Collection entries

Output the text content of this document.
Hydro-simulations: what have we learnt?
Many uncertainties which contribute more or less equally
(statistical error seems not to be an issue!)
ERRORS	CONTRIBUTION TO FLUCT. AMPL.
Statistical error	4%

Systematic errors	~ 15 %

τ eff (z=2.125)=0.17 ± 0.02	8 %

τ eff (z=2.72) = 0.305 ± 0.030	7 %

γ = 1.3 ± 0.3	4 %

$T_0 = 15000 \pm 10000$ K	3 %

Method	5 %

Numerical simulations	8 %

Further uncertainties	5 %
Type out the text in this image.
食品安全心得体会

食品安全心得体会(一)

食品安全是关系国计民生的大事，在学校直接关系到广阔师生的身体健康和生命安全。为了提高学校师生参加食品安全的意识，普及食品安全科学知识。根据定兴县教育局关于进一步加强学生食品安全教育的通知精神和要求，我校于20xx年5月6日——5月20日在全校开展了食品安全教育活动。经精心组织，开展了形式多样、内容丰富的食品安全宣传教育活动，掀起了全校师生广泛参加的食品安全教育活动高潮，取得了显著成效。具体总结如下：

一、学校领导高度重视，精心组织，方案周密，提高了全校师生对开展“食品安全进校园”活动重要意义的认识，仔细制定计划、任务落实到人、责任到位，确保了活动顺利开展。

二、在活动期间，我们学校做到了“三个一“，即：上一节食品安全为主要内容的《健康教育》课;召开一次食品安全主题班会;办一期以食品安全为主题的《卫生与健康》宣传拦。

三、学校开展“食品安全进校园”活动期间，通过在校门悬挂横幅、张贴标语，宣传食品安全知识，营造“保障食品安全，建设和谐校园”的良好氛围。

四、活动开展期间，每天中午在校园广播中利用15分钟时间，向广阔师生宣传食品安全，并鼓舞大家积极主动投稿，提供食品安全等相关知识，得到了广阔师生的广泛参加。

What is expected:
Write out the entire listing exactly.

Correct answer:
Output the text content of this document.
Hydro-simulations: what have we learnt?
Many uncertainties which contribute more or less equally
(statistical error seems not to be an issue!)
ERRORS	CONTRIBUTION TO FLUCT. AMPL.
Statistical error	4%

Systematic errors	~ 15 %

τ eff (z=2.125)=0.17 ± 0.02	8 %

τ eff (z=2.72) = 0.305 ± 0.030	7 %

γ = 1.3 ± 0.3	4 %

$T_0 = 15000 \pm 10000$ K	3 %

Method	5 %

Numerical simulations	8 %

Further uncertainties	5 %
Type out the text in this image.
食品安全心得体会

食品安全心得体会(一)

食品安全是关系国计民生的大事，在学校直接关系到广阔师生的身体健康和生命安全。为了提高学校师生参加食品安全的意识，普及食品安全科学知识。根据定兴县教育局关于进一步加强学生食品安全教育的通知精神和要求，我校于20xx年5月6日——5月20日在全校开展了食品安全教育活动。经精心组织，开展了形式多样、内容丰富的食品安全宣传教育活动，掀起了全校师生广泛参加的食品安全教育活动高潮，取得了显著成效。具体总结如下：

一、学校领导高度重视，精心组织，方案周密，提高了全校师生对开展“食品安全进校园”活动重要意义的认识，仔细制定计划、任务落实到人、责任到位，确保了活动顺利开展。

二、在活动期间，我们学校做到了“三个一“，即：上一节食品安全为主要内容的《健康教育》课;召开一次食品安全主题班会;办一期以食品安全为主题的《卫生与健康》宣传拦。

三、学校开展“食品安全进校园”活动期间，通过在校门悬挂横幅、张贴标语，宣传食品安全知识，营造“保障食品安全，建设和谐校园”的良好氛围。

四、活动开展期间，每天中午在校园广播中利用15分钟时间，向广阔师生宣传食品安全，并鼓舞大家积极主动投稿，提供食品安全等相关知识，得到了广阔师生的广泛参加。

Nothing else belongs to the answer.